>>>
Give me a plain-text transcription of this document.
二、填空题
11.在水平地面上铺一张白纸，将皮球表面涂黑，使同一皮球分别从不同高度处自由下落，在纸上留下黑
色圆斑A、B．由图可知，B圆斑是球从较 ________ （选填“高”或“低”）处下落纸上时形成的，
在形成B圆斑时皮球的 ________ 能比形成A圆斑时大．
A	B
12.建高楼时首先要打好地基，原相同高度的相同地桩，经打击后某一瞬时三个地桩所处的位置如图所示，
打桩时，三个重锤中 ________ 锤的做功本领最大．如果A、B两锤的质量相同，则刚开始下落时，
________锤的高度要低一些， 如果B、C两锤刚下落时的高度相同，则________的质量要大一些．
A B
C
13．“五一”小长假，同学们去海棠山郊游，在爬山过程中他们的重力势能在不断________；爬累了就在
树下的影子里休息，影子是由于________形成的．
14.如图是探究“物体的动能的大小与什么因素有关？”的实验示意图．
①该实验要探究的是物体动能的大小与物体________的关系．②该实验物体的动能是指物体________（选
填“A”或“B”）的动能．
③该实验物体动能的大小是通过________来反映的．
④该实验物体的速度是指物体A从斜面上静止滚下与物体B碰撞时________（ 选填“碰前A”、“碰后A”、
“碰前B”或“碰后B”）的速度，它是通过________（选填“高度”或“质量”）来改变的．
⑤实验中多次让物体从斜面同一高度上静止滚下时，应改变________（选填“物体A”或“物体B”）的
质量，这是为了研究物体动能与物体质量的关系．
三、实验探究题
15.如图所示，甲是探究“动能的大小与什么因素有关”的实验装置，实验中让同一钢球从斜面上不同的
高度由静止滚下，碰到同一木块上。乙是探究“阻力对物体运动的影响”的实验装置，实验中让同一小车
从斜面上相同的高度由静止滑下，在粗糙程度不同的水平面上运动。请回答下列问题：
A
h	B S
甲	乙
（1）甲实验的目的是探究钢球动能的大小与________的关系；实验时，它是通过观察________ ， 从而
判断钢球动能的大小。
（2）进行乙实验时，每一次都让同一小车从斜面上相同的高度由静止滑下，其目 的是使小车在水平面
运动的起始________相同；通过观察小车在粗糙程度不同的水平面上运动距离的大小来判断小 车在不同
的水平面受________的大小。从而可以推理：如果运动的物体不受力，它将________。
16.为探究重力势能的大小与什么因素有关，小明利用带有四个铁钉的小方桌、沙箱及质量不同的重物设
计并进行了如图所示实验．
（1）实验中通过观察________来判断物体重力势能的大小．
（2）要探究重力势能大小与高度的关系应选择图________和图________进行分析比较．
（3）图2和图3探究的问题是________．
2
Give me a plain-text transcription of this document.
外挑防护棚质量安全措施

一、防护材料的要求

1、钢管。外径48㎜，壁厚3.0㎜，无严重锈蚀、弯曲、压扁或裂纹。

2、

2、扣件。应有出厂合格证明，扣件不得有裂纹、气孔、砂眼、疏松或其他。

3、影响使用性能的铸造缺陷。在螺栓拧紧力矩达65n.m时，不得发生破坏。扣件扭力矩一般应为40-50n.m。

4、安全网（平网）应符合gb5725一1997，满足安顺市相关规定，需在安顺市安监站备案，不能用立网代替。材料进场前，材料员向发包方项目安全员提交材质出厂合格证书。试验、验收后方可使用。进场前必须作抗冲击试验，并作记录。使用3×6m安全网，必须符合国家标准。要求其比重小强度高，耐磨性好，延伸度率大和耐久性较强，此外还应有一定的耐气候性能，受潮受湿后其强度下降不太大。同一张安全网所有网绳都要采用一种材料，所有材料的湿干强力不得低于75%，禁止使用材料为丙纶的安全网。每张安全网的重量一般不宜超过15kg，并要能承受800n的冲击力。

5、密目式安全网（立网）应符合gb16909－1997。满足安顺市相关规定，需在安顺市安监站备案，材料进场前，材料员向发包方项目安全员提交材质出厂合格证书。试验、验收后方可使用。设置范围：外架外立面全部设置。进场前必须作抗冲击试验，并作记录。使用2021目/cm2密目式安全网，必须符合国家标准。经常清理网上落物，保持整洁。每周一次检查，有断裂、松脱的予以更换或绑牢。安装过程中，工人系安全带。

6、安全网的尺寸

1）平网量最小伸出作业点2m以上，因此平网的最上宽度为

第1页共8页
<<<
**Given request**:
Write the whole listing out again. Keep every line exactly as it is.

**Response to this exercise**:
Give me a plain-text transcription of this document.
二、填空题
11.在水平地面上铺一张白纸，将皮球表面涂黑，使同一皮球分别从不同高度处自由下落，在纸上留下黑
色圆斑A、B．由图可知，B圆斑是球从较 ________ （选填“高”或“低”）处下落纸上时形成的，
在形成B圆斑时皮球的 ________ 能比形成A圆斑时大．
A	B
12.建高楼时首先要打好地基，原相同高度的相同地桩，经打击后某一瞬时三个地桩所处的位置如图所示，
打桩时，三个重锤中 ________ 锤的做功本领最大．如果A、B两锤的质量相同，则刚开始下落时，
________锤的高度要低一些， 如果B、C两锤刚下落时的高度相同，则________的质量要大一些．
A B
C
13．“五一”小长假，同学们去海棠山郊游，在爬山过程中他们的重力势能在不断________；爬累了就在
树下的影子里休息，影子是由于________形成的．
14.如图是探究“物体的动能的大小与什么因素有关？”的实验示意图．
①该实验要探究的是物体动能的大小与物体________的关系．②该实验物体的动能是指物体________（选
填“A”或“B”）的动能．
③该实验物体动能的大小是通过________来反映的．
④该实验物体的速度是指物体A从斜面上静止滚下与物体B碰撞时________（ 选填“碰前A”、“碰后A”、
“碰前B”或“碰后B”）的速度，它是通过________（选填“高度”或“质量”）来改变的．
⑤实验中多次让物体从斜面同一高度上静止滚下时，应改变________（选填“物体A”或“物体B”）的
质量，这是为了研究物体动能与物体质量的关系．
三、实验探究题
15.如图所示，甲是探究“动能的大小与什么因素有关”的实验装置，实验中让同一钢球从斜面上不同的
高度由静止滚下，碰到同一木块上。乙是探究“阻力对物体运动的影响”的实验装置，实验中让同一小车
从斜面上相同的高度由静止滑下，在粗糙程度不同的水平面上运动。请回答下列问题：
A
h	B S
甲	乙
（1）甲实验的目的是探究钢球动能的大小与________的关系；实验时，它是通过观察________ ， 从而
判断钢球动能的大小。
（2）进行乙实验时，每一次都让同一小车从斜面上相同的高度由静止滑下，其目 的是使小车在水平面
运动的起始________相同；通过观察小车在粗糙程度不同的水平面上运动距离的大小来判断小 车在不同
的水平面受________的大小。从而可以推理：如果运动的物体不受力，它将________。
16.为探究重力势能的大小与什么因素有关，小明利用带有四个铁钉的小方桌、沙箱及质量不同的重物设
计并进行了如图所示实验．
（1）实验中通过观察________来判断物体重力势能的大小．
（2）要探究重力势能大小与高度的关系应选择图________和图________进行分析比较．
（3）图2和图3探究的问题是________．
2
Give me a plain-text transcription of this document.
外挑防护棚质量安全措施

一、防护材料的要求

1、钢管。外径48㎜，壁厚3.0㎜，无严重锈蚀、弯曲、压扁或裂纹。

2、

2、扣件。应有出厂合格证明，扣件不得有裂纹、气孔、砂眼、疏松或其他。

3、影响使用性能的铸造缺陷。在螺栓拧紧力矩达65n.m时，不得发生破坏。扣件扭力矩一般应为40-50n.m。

4、安全网（平网）应符合gb5725一1997，满足安顺市相关规定，需在安顺市安监站备案，不能用立网代替。材料进场前，材料员向发包方项目安全员提交材质出厂合格证书。试验、验收后方可使用。进场前必须作抗冲击试验，并作记录。使用3×6m安全网，必须符合国家标准。要求其比重小强度高，耐磨性好，延伸度率大和耐久性较强，此外还应有一定的耐气候性能，受潮受湿后其强度下降不太大。同一张安全网所有网绳都要采用一种材料，所有材料的湿干强力不得低于75%，禁止使用材料为丙纶的安全网。每张安全网的重量一般不宜超过15kg，并要能承受800n的冲击力。

5、密目式安全网（立网）应符合gb16909－1997。满足安顺市相关规定，需在安顺市安监站备案，材料进场前，材料员向发包方项目安全员提交材质出厂合格证书。试验、验收后方可使用。设置范围：外架外立面全部设置。进场前必须作抗冲击试验，并作记录。使用2021目/cm2密目式安全网，必须符合国家标准。经常清理网上落物，保持整洁。每周一次检查，有断裂、松脱的予以更换或绑牢。安装过程中，工人系安全带。

6、安全网的尺寸

1）平网量最小伸出作业点2m以上，因此平网的最上宽度为

第1页共8页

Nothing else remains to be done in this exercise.